RECORDS SHOWN:
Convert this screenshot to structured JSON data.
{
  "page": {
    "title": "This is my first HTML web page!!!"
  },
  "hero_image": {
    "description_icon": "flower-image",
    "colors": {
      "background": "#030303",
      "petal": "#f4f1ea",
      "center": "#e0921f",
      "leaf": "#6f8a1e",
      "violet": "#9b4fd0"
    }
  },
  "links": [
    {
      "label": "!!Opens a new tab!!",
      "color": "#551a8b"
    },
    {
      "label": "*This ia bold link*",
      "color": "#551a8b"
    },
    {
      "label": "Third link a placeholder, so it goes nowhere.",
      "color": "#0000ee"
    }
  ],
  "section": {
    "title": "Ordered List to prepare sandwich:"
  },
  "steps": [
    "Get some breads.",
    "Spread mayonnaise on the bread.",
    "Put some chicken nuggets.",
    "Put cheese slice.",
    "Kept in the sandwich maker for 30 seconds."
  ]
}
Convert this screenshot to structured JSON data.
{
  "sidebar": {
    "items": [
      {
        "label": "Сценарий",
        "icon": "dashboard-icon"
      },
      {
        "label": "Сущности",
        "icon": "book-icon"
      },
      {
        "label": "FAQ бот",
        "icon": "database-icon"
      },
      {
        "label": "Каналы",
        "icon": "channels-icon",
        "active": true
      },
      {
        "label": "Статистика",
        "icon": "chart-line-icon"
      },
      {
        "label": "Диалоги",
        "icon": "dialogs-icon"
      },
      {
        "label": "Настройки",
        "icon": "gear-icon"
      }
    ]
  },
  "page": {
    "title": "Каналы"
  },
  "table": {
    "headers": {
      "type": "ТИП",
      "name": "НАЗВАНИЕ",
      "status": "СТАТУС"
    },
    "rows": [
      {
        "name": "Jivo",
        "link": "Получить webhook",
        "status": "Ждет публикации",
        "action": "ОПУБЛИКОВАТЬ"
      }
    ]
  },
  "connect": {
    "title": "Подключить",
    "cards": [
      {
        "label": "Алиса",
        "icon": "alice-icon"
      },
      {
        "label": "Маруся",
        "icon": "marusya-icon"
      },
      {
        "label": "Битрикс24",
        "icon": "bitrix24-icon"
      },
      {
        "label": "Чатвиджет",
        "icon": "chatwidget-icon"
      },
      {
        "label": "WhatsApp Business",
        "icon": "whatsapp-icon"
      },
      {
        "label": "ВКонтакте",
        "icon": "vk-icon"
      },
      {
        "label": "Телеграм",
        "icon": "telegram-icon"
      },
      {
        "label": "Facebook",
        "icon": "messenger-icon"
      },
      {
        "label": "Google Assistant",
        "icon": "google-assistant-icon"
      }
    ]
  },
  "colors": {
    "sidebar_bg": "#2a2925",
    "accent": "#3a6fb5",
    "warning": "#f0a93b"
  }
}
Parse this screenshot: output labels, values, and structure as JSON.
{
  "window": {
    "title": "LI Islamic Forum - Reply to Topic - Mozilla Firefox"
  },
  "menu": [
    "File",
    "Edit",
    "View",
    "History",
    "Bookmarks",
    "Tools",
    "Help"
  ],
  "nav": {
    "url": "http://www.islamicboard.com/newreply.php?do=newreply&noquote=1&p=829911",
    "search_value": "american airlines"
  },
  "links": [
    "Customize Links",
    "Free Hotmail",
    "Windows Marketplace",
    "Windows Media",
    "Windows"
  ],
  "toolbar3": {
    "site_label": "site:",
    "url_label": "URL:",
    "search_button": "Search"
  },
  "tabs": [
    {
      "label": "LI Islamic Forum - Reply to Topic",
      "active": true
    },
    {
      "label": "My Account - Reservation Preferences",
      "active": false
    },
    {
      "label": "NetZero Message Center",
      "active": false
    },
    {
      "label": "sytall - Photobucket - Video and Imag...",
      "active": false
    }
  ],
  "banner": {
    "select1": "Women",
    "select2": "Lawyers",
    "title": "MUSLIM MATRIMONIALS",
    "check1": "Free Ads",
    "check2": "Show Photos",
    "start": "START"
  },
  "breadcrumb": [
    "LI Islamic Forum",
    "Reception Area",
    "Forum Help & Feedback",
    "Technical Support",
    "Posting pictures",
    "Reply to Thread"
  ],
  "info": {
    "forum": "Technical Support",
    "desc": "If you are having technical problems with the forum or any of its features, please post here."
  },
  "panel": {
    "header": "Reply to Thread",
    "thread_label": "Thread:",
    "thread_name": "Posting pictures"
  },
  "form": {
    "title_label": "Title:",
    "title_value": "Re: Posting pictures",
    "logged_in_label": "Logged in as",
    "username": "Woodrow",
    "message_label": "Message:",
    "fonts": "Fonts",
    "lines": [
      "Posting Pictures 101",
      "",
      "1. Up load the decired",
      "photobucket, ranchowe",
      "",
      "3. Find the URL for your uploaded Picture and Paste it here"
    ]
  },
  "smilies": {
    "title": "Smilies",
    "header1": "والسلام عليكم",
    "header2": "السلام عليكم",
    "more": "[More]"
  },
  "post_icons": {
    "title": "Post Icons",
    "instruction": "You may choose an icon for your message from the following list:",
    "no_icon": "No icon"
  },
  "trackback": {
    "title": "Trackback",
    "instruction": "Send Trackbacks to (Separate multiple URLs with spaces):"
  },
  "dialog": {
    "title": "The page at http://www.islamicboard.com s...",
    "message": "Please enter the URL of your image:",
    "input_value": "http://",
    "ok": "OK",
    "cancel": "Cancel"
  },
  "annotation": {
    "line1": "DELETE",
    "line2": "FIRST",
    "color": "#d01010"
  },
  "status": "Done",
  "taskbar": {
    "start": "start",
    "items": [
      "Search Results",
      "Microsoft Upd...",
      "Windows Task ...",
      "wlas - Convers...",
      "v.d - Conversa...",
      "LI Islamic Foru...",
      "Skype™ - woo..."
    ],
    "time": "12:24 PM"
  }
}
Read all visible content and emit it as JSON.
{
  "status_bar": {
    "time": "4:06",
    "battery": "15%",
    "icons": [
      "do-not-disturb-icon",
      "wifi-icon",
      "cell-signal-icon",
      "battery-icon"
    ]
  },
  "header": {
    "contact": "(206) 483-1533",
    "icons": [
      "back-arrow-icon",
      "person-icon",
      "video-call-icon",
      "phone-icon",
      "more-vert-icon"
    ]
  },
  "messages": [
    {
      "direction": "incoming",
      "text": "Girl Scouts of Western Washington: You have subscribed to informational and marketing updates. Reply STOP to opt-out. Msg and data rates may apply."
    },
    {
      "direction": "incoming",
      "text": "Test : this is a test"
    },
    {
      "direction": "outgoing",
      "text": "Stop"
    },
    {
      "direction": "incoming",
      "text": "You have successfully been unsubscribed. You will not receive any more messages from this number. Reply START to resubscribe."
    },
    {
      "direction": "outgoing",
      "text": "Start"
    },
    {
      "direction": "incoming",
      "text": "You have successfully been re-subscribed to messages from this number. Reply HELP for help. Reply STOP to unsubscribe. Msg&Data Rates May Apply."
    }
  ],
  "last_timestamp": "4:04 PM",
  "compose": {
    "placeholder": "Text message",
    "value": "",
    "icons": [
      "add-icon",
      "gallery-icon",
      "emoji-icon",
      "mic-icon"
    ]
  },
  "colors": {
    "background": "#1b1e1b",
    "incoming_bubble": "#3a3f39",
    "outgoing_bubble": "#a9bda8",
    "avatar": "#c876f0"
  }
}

WRITTEN PROBLEM: Pick out the lines above containing the word "with", then copy them.

WRITTEN REPLY:
    "desc": "If you are having technical problems with the forum or any of its features, please post here."
    "instruction": "Send Trackbacks to (Separate multiple URLs with spaces):"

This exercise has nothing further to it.